** start of Working data **

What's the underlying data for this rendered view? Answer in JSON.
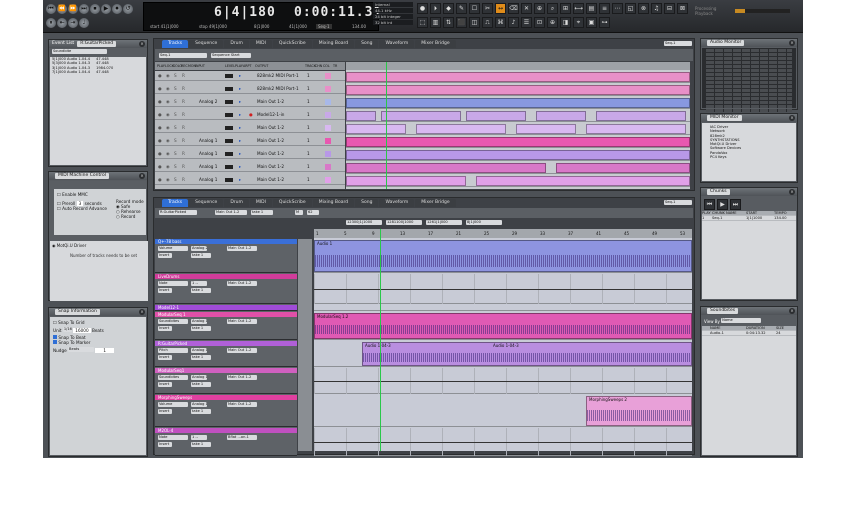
{
  "transport": {
    "buttons": [
      "⏮",
      "⏪",
      "⏩",
      "⏭",
      "⏹",
      "▶",
      "⏺",
      "↺",
      "⏸",
      "⇤",
      "⇥",
      "♩"
    ],
    "bars_display": "6|4|180",
    "time_display": "0:00:11.31",
    "start_label": "start",
    "start_value": "41|1|000",
    "stop_label": "stop",
    "stop_value": "49|1|000",
    "len_value": "8|1|000",
    "out_value": "41|1|000",
    "seq_label": "Seq-1",
    "tempo": "134.00",
    "sync": [
      "Internal",
      "44.1 kHz",
      "24 bit integer",
      "32 bit int"
    ],
    "perf_label": "Processing",
    "perf_label2": "Playback",
    "perf_value": 0.18,
    "tools": [
      "●",
      "⏵",
      "◆",
      "✎",
      "☐",
      "✂",
      "↔",
      "⌫",
      "✕",
      "⊕",
      "⌕",
      "⊞",
      "⟷",
      "▤",
      "≡",
      "⋯",
      "◱",
      "⊗",
      "♫",
      "⊟",
      "⊠",
      "⬚",
      "▥",
      "⇅",
      "⬛",
      "◫",
      "⎍",
      "⌘",
      "♪",
      "☰",
      "⊡",
      "⊕",
      "◨",
      "⌖",
      "▣",
      "⊶"
    ]
  },
  "event_list": {
    "title": "Event List",
    "source": "R:GuitarPicked",
    "mode": "Soundbite",
    "rows": [
      [
        "5|1|000 Audio 1-04-4",
        "47.448"
      ],
      [
        "5|3|000 Audio 1-04-3",
        "47.448"
      ],
      [
        "3|1|000 Audio 1-04-3",
        "1984.070"
      ],
      [
        "7|1|000 Audio 1-04-4",
        "47.448"
      ]
    ]
  },
  "midi_machine": {
    "title": "MIDI Machine Control",
    "enable": "Enable MMC",
    "preroll": "Preroll",
    "preroll_val": "3",
    "seconds": "seconds",
    "auto_advance": "Auto Record Advance",
    "record_mode": "Record mode",
    "opt_safe": "Safe",
    "opt_rehearse": "Rehearse",
    "opt_record": "Record",
    "driver": "MotQi.U Driver",
    "msg": "Number of tracks needs to be set"
  },
  "snap": {
    "title": "Snap Information",
    "snap_grid": "Snap To Grid",
    "unit": "Unit",
    "unit_val": "1/16",
    "beat_val": "16000",
    "beats": "Beats",
    "snap_beat": "Snap To Beat",
    "snap_marker": "Snap To Marker",
    "nudge": "Nudge",
    "nudge_unit": "Beats",
    "nudge_val": "1"
  },
  "upper": {
    "tabs": [
      "Tracks",
      "Sequence",
      "Drum",
      "MIDI",
      "QuickScribe",
      "Mixing Board",
      "Song",
      "Waveform",
      "Mixer Bridge"
    ],
    "seq": "Seq-1",
    "seq_name": "Seq-1",
    "seq_start": "Sequence Start",
    "cols": [
      "PLAY",
      "LOCK",
      "SOLO",
      "REC",
      "MON",
      "INPUT",
      "LEVEL",
      "PLAY",
      "ARPT",
      "OUTPUT",
      "TRACK",
      "CHN",
      "COL",
      "TR"
    ],
    "tracks": [
      {
        "input": "",
        "output": "828mk2 MIDI Port-1",
        "n": "1",
        "color": "#e890c8"
      },
      {
        "input": "",
        "output": "828mk2 MIDI Port-1",
        "n": "1",
        "color": "#e890c8"
      },
      {
        "input": "Analog 2",
        "output": "Main Out 1-2",
        "n": "1",
        "color": "#a8b8e8"
      },
      {
        "input": "",
        "output": "Model12-1-in",
        "n": "1",
        "color": "#c8a8e8"
      },
      {
        "input": "",
        "output": "Main Out 1-2",
        "n": "1",
        "color": "#d8b8f0"
      },
      {
        "input": "Analog 1",
        "output": "Main Out 1-2",
        "n": "1",
        "color": "#e858b0"
      },
      {
        "input": "Analog 1",
        "output": "Main Out 1-2",
        "n": "1",
        "color": "#b898e8"
      },
      {
        "input": "Analog 1",
        "output": "Main Out 1-2",
        "n": "1",
        "color": "#d878c8"
      },
      {
        "input": "Analog 1",
        "output": "Main Out 1-2",
        "n": "1",
        "color": "#e0a0e8"
      }
    ]
  },
  "lower": {
    "tabs": [
      "Tracks",
      "Sequence",
      "Drum",
      "MIDI",
      "QuickScribe",
      "Mixing Board",
      "Song",
      "Waveform",
      "Mixer Bridge"
    ],
    "seq": "Seq-1",
    "head_track": "R:GuitarPicked",
    "head_out": "Main Out 1-2",
    "head_take": "take 1",
    "m": "M",
    "counter": "62",
    "pos": [
      "12300|1|1000",
      "1281100|1000",
      "1261|1|000",
      "8|1|000"
    ],
    "ruler": [
      "1",
      "5",
      "9",
      "13",
      "17",
      "21",
      "25",
      "29",
      "33",
      "37",
      "41",
      "45",
      "49",
      "53"
    ],
    "tracks": [
      {
        "name": "Q+-78 bass",
        "color": "#3a6fd8",
        "ctl": "Volume",
        "in": "Analog 2",
        "out": "Main Out 1-2",
        "mode": "Insert",
        "take": "take 1",
        "clip": "Audio 1",
        "clip_color": "#8e94e0",
        "h": 34
      },
      {
        "name": "LiveDrums",
        "color": "#d03c9a",
        "ctl": "Note",
        "in": "1 --",
        "out": "Main Out 1-2",
        "mode": "Insert",
        "take": "take 1",
        "clip": "",
        "clip_color": "#c8cbd6",
        "h": 30
      },
      {
        "name": "Model12-1",
        "color": "#a04cd8",
        "ctl": "",
        "in": "",
        "out": "",
        "mode": "",
        "take": "",
        "clip": "",
        "clip_color": "#c8cbd6",
        "h": 6
      },
      {
        "name": "ModularSeq 1",
        "color": "#e050a8",
        "ctl": "Soundbites",
        "in": "Analog 1",
        "out": "Main Out 1-2",
        "mode": "Insert",
        "take": "take 1",
        "clip": "ModularSeq 1.2",
        "clip_color": "#e05ab4",
        "h": 28
      },
      {
        "name": "R:GuitarPicked",
        "color": "#b060d8",
        "ctl": "Pitch",
        "in": "Analog 1",
        "out": "Main Out 1-2",
        "mode": "Insert",
        "take": "take 1",
        "clip": "Audio 1-04-3",
        "clip_color": "#b98ee0",
        "h": 26
      },
      {
        "name": "ModularSeq1",
        "color": "#d060c0",
        "ctl": "Soundbites",
        "in": "Analog 1",
        "out": "Main Out 1-2",
        "mode": "Insert",
        "take": "take 1",
        "clip": "",
        "clip_color": "#c8cbd6",
        "h": 26
      },
      {
        "name": "MorphingSweeps",
        "color": "#e040a0",
        "ctl": "Volume",
        "in": "Analog 1",
        "out": "Main Out 1-2",
        "mode": "Insert",
        "take": "take 1",
        "clip": "MorphingSweeps 2",
        "clip_color": "#e8a0d8",
        "h": 32
      },
      {
        "name": "M2OL-4",
        "color": "#c050c0",
        "ctl": "Note",
        "in": "1 --",
        "out": "Bflat ...on-1",
        "mode": "Insert",
        "take": "take 1",
        "clip": "",
        "clip_color": "#c8cbd6",
        "h": 28
      }
    ],
    "clip2": "Audio 1-04-3"
  },
  "audio_monitor": {
    "title": "Audio Monitor"
  },
  "midi_monitor": {
    "title": "MIDI Monitor",
    "items": [
      "IAC Driver",
      "Network",
      "828mk2",
      "SYNTHSTATIONS",
      "MotQi.U Driver",
      "Software Devices",
      "PandaVox",
      "PC4 Keys"
    ]
  },
  "chunks": {
    "title": "Chunks",
    "cols": [
      "PLAY",
      "CHUNK NAME",
      "START",
      "TEMPO"
    ],
    "row": [
      "1",
      "Seq-1",
      "1|1|1000",
      "134.00"
    ]
  },
  "soundbites": {
    "title": "Soundbites",
    "view_by": "View By",
    "view_val": "Name",
    "cols": [
      "NAME",
      "DURATION",
      "SIZE"
    ],
    "rows": [
      [
        "Audio-1",
        "0:04:13.32",
        "24"
      ],
      [
        "Audio-1-02",
        "0:01:12.47",
        "24"
      ],
      [
        "Audio-1-02",
        "0:01:12.47",
        "24"
      ],
      [
        "Audio-1-02-2",
        "0:01:12.57",
        "24"
      ],
      [
        "Audio-1-02-3",
        "0:01:12.47",
        "24"
      ],
      [
        "Audio-1-02-4",
        "0:01:12.47",
        "24"
      ],
      [
        "Audio-1-02-5",
        "0:01:12.47",
        "24"
      ],
      [
        "Audio-1-02-6",
        "0:01:12.47",
        "24"
      ],
      [
        "Audio-1-02-7",
        "0:01:12.47",
        "24"
      ],
      [
        "Audio-1-02-8",
        "0:01:12.47",
        "24"
      ],
      [
        "Audio-1-02-9",
        "0:01:12.47",
        "24"
      ],
      [
        "Audio-1-04",
        "0:01:36.74",
        "24"
      ],
      [
        "Audio-1-04-2",
        "0:01:26.74",
        "24"
      ],
      [
        "Audio-1-04-3",
        "0:01:24.74",
        "24"
      ],
      [
        "Audio-1-04-4",
        "0:01:23.74",
        "24"
      ],
      [
        "Audio-4",
        "0:00:07.74",
        "24"
      ],
      [
        "Audio-4-10",
        "0:00:07.74",
        "24"
      ],
      [
        "Audio-4-11",
        "0:00:07.74",
        "24"
      ],
      [
        "Audio-4-12",
        "0:00:07.74",
        "24"
      ],
      [
        "Audio-4-13",
        "0:00:07.74",
        "24"
      ],
      [
        "Audio-4-14",
        "0:00:07.74",
        "24"
      ],
      [
        "Audio-4-15",
        "0:00:07.74",
        "24"
      ],
      [
        "Audio-4-16",
        "0:00:07.74",
        "24"
      ],
      [
        "Audio-4-17",
        "0:00:07.74",
        "24"
      ]
    ]
  }
}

** end of Working data **

What the task requires
Copy out every line of the data that includes "Driver".

Task solution
    "driver": "MotQi.U Driver",
      "IAC Driver",
      "MotQi.U Driver",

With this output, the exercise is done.